-------- Records supplied

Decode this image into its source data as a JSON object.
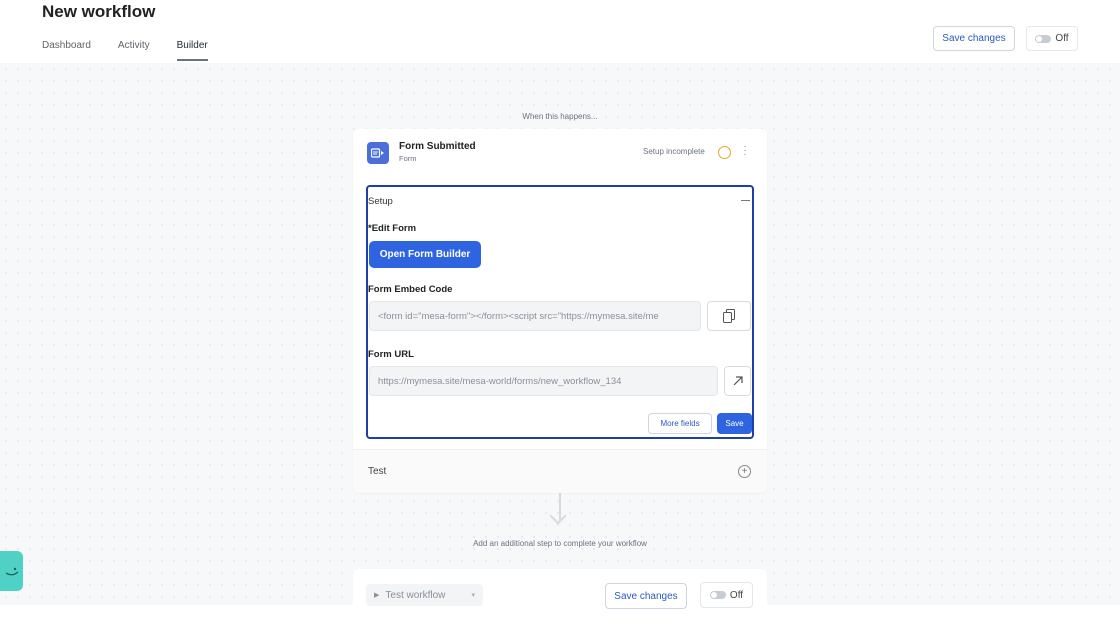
{
  "header": {
    "title": "New workflow",
    "tabs": [
      {
        "label": "Dashboard",
        "active": false
      },
      {
        "label": "Activity",
        "active": false
      },
      {
        "label": "Builder",
        "active": true
      }
    ],
    "save_label": "Save changes",
    "toggle_label": "Off"
  },
  "canvas": {
    "when_label": "When this happens...",
    "add_step_label": "Add an additional step to complete your workflow"
  },
  "trigger": {
    "title": "Form Submitted",
    "subtitle": "Form",
    "status": "Setup incomplete",
    "icon": "form-icon"
  },
  "setup": {
    "label": "Setup",
    "edit_form_label": "*Edit Form",
    "open_builder_label": "Open Form Builder",
    "embed_label": "Form Embed Code",
    "embed_value": "<form id=\"mesa-form\"></form><script src=\"https://mymesa.site/me",
    "url_label": "Form URL",
    "url_value": "https://mymesa.site/mesa-world/forms/new_workflow_134",
    "more_fields_label": "More fields",
    "save_label": "Save"
  },
  "test": {
    "label": "Test"
  },
  "bottom_bar": {
    "test_workflow_label": "Test workflow",
    "save_label": "Save changes",
    "toggle_label": "Off"
  },
  "colors": {
    "primary": "#2f64e0",
    "focus_border": "#1f3fa6",
    "warning": "#e5a52b",
    "help_widget": "#4fd1c5"
  }
}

----------------

Task brief: Write out every line of the data that holds the word "mesa".

Answer to the exercise:
    "embed_value": "<form id=\"mesa-form\"></form><script src=\"https://mymesa.site/me",
    "url_value": "https://mymesa.site/mesa-world/forms/new_workflow_134",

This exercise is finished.